_EXTRACTED INFORMATION_:
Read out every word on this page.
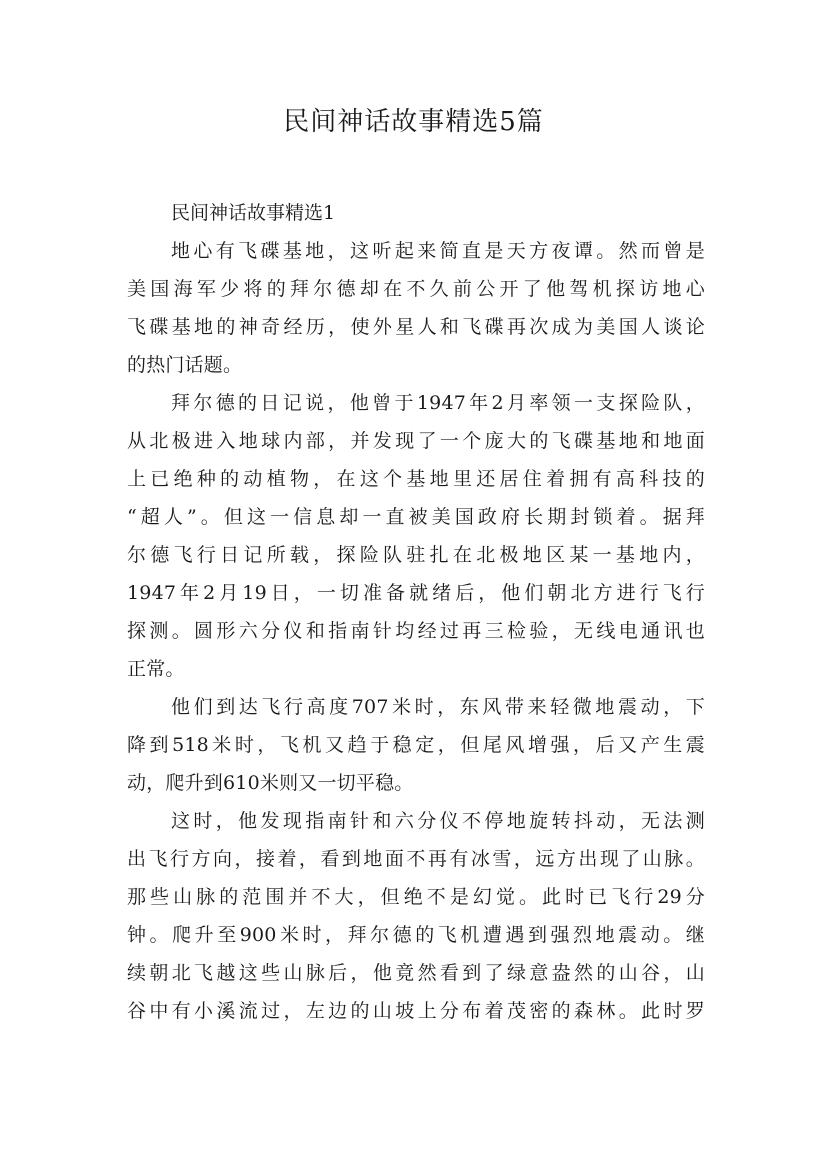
民间神话故事精选5篇

民间神话故事精选1

地心有飞碟基地，这听起来简直是天方夜谭。然而曾是
美国海军少将的拜尔德却在不久前公开了他驾机探访地心
飞碟基地的神奇经历，使外星人和飞碟再次成为美国人谈论
的热门话题。

拜尔德的日记说，他曾于1947年2月率领一支探险队，
从北极进入地球内部，并发现了一个庞大的飞碟基地和地面
上已绝种的动植物，在这个基地里还居住着拥有高科技的
“超人”。但这一信息却一直被美国政府长期封锁着。据拜
尔德飞行日记所载，探险队驻扎在北极地区某一基地内，
1947年2月19日，一切准备就绪后，他们朝北方进行飞行
探测。圆形六分仪和指南针均经过再三检验，无线电通讯也
正常。

他们到达飞行高度707米时，东风带来轻微地震动，下
降到518米时，飞机又趋于稳定，但尾风增强，后又产生震
动，爬升到610米则又一切平稳。

这时，他发现指南针和六分仪不停地旋转抖动，无法测
出飞行方向，接着，看到地面不再有冰雪，远方出现了山脉。
那些山脉的范围并不大，但绝不是幻觉。此时已飞行29分
钟。爬升至900米时，拜尔德的飞机遭遇到强烈地震动。继
续朝北飞越这些山脉后，他竟然看到了绿意盎然的山谷，山
谷中有小溪流过，左边的山坡上分布着茂密的森林。此时罗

_WHAT IS EXPECTED_:
Take the records above and transcribe them exactly, dropping every picture.

_PROBLEM SOLUTION_:
Read out every word on this page.
民间神话故事精选5篇

民间神话故事精选1

地心有飞碟基地，这听起来简直是天方夜谭。然而曾是
美国海军少将的拜尔德却在不久前公开了他驾机探访地心
飞碟基地的神奇经历，使外星人和飞碟再次成为美国人谈论
的热门话题。

拜尔德的日记说，他曾于1947年2月率领一支探险队，
从北极进入地球内部，并发现了一个庞大的飞碟基地和地面
上已绝种的动植物，在这个基地里还居住着拥有高科技的
“超人”。但这一信息却一直被美国政府长期封锁着。据拜
尔德飞行日记所载，探险队驻扎在北极地区某一基地内，
1947年2月19日，一切准备就绪后，他们朝北方进行飞行
探测。圆形六分仪和指南针均经过再三检验，无线电通讯也
正常。

他们到达飞行高度707米时，东风带来轻微地震动，下
降到518米时，飞机又趋于稳定，但尾风增强，后又产生震
动，爬升到610米则又一切平稳。

这时，他发现指南针和六分仪不停地旋转抖动，无法测
出飞行方向，接着，看到地面不再有冰雪，远方出现了山脉。
那些山脉的范围并不大，但绝不是幻觉。此时已飞行29分
钟。爬升至900米时，拜尔德的飞机遭遇到强烈地震动。继
续朝北飞越这些山脉后，他竟然看到了绿意盎然的山谷，山
谷中有小溪流过，左边的山坡上分布着茂密的森林。此时罗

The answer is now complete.